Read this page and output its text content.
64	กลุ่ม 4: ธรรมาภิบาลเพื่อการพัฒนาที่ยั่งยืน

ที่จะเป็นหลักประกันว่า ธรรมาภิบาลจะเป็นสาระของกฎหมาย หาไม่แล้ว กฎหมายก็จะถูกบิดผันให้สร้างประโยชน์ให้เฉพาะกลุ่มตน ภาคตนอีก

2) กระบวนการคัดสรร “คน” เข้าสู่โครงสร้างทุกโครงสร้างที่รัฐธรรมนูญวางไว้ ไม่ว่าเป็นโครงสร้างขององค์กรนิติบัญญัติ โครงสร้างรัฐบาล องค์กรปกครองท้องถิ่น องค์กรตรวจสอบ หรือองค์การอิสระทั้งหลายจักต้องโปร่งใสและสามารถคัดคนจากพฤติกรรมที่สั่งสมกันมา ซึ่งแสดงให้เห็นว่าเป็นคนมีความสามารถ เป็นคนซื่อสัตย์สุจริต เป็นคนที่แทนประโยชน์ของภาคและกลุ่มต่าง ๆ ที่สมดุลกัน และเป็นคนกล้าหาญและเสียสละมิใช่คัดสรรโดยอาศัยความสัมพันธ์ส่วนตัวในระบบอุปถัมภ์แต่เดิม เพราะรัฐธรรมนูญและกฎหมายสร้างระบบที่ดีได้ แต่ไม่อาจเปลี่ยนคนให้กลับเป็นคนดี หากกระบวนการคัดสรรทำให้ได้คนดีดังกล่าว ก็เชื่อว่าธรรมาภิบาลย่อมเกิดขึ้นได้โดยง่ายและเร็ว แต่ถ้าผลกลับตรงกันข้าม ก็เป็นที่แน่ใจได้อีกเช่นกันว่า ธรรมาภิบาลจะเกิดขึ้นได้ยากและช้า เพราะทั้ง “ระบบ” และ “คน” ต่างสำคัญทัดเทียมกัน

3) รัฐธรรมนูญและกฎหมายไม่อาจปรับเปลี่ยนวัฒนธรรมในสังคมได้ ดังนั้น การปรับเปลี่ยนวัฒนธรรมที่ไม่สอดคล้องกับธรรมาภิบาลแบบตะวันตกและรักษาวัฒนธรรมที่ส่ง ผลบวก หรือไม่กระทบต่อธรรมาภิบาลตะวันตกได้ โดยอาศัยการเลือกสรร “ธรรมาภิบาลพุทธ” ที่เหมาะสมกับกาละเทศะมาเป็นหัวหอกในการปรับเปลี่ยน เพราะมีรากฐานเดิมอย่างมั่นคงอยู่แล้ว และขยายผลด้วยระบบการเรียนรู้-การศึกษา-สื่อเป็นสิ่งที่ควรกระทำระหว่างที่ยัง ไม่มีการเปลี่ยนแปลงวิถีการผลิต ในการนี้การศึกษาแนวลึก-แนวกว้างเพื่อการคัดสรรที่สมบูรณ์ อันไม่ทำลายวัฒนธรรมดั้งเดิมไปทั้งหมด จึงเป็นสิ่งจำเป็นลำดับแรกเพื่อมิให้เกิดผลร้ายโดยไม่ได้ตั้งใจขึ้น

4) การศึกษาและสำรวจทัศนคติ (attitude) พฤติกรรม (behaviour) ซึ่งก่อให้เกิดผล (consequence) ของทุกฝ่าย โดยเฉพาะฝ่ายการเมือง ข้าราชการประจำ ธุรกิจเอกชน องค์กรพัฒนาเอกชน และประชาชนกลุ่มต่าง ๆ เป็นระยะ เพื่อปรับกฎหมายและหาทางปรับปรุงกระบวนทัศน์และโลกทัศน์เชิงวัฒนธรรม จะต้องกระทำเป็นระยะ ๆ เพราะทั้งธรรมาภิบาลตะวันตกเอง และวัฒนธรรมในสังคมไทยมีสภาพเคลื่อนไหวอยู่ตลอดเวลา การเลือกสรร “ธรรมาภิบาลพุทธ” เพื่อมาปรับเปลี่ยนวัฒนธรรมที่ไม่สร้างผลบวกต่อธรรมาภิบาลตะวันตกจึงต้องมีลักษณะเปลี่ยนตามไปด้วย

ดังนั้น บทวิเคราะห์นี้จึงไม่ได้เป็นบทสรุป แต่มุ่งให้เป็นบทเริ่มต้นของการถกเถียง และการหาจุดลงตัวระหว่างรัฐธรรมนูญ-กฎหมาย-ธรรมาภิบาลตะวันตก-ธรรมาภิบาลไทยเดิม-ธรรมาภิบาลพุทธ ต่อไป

SET EXERCISE -> Write the listing out again, exactly as shown above.

RESPONSE FOR THIS EXERCISE ->
Read this page and output its text content.
64	กลุ่ม 4: ธรรมาภิบาลเพื่อการพัฒนาที่ยั่งยืน

ที่จะเป็นหลักประกันว่า ธรรมาภิบาลจะเป็นสาระของกฎหมาย หาไม่แล้ว กฎหมายก็จะถูกบิดผันให้สร้างประโยชน์ให้เฉพาะกลุ่มตน ภาคตนอีก

2) กระบวนการคัดสรร “คน” เข้าสู่โครงสร้างทุกโครงสร้างที่รัฐธรรมนูญวางไว้ ไม่ว่าเป็นโครงสร้างขององค์กรนิติบัญญัติ โครงสร้างรัฐบาล องค์กรปกครองท้องถิ่น องค์กรตรวจสอบ หรือองค์การอิสระทั้งหลายจักต้องโปร่งใสและสามารถคัดคนจากพฤติกรรมที่สั่งสมกันมา ซึ่งแสดงให้เห็นว่าเป็นคนมีความสามารถ เป็นคนซื่อสัตย์สุจริต เป็นคนที่แทนประโยชน์ของภาคและกลุ่มต่าง ๆ ที่สมดุลกัน และเป็นคนกล้าหาญและเสียสละมิใช่คัดสรรโดยอาศัยความสัมพันธ์ส่วนตัวในระบบอุปถัมภ์แต่เดิม เพราะรัฐธรรมนูญและกฎหมายสร้างระบบที่ดีได้ แต่ไม่อาจเปลี่ยนคนให้กลับเป็นคนดี หากกระบวนการคัดสรรทำให้ได้คนดีดังกล่าว ก็เชื่อว่าธรรมาภิบาลย่อมเกิดขึ้นได้โดยง่ายและเร็ว แต่ถ้าผลกลับตรงกันข้าม ก็เป็นที่แน่ใจได้อีกเช่นกันว่า ธรรมาภิบาลจะเกิดขึ้นได้ยากและช้า เพราะทั้ง “ระบบ” และ “คน” ต่างสำคัญทัดเทียมกัน

3) รัฐธรรมนูญและกฎหมายไม่อาจปรับเปลี่ยนวัฒนธรรมในสังคมได้ ดังนั้น การปรับเปลี่ยนวัฒนธรรมที่ไม่สอดคล้องกับธรรมาภิบาลแบบตะวันตกและรักษาวัฒนธรรมที่ส่ง ผลบวก หรือไม่กระทบต่อธรรมาภิบาลตะวันตกได้ โดยอาศัยการเลือกสรร “ธรรมาภิบาลพุทธ” ที่เหมาะสมกับกาละเทศะมาเป็นหัวหอกในการปรับเปลี่ยน เพราะมีรากฐานเดิมอย่างมั่นคงอยู่แล้ว และขยายผลด้วยระบบการเรียนรู้-การศึกษา-สื่อเป็นสิ่งที่ควรกระทำระหว่างที่ยัง ไม่มีการเปลี่ยนแปลงวิถีการผลิต ในการนี้การศึกษาแนวลึก-แนวกว้างเพื่อการคัดสรรที่สมบูรณ์ อันไม่ทำลายวัฒนธรรมดั้งเดิมไปทั้งหมด จึงเป็นสิ่งจำเป็นลำดับแรกเพื่อมิให้เกิดผลร้ายโดยไม่ได้ตั้งใจขึ้น

4) การศึกษาและสำรวจทัศนคติ (attitude) พฤติกรรม (behaviour) ซึ่งก่อให้เกิดผล (consequence) ของทุกฝ่าย โดยเฉพาะฝ่ายการเมือง ข้าราชการประจำ ธุรกิจเอกชน องค์กรพัฒนาเอกชน และประชาชนกลุ่มต่าง ๆ เป็นระยะ เพื่อปรับกฎหมายและหาทางปรับปรุงกระบวนทัศน์และโลกทัศน์เชิงวัฒนธรรม จะต้องกระทำเป็นระยะ ๆ เพราะทั้งธรรมาภิบาลตะวันตกเอง และวัฒนธรรมในสังคมไทยมีสภาพเคลื่อนไหวอยู่ตลอดเวลา การเลือกสรร “ธรรมาภิบาลพุทธ” เพื่อมาปรับเปลี่ยนวัฒนธรรมที่ไม่สร้างผลบวกต่อธรรมาภิบาลตะวันตกจึงต้องมีลักษณะเปลี่ยนตามไปด้วย

ดังนั้น บทวิเคราะห์นี้จึงไม่ได้เป็นบทสรุป แต่มุ่งให้เป็นบทเริ่มต้นของการถกเถียง และการหาจุดลงตัวระหว่างรัฐธรรมนูญ-กฎหมาย-ธรรมาภิบาลตะวันตก-ธรรมาภิบาลไทยเดิม-ธรรมาภิบาลพุทธ ต่อไป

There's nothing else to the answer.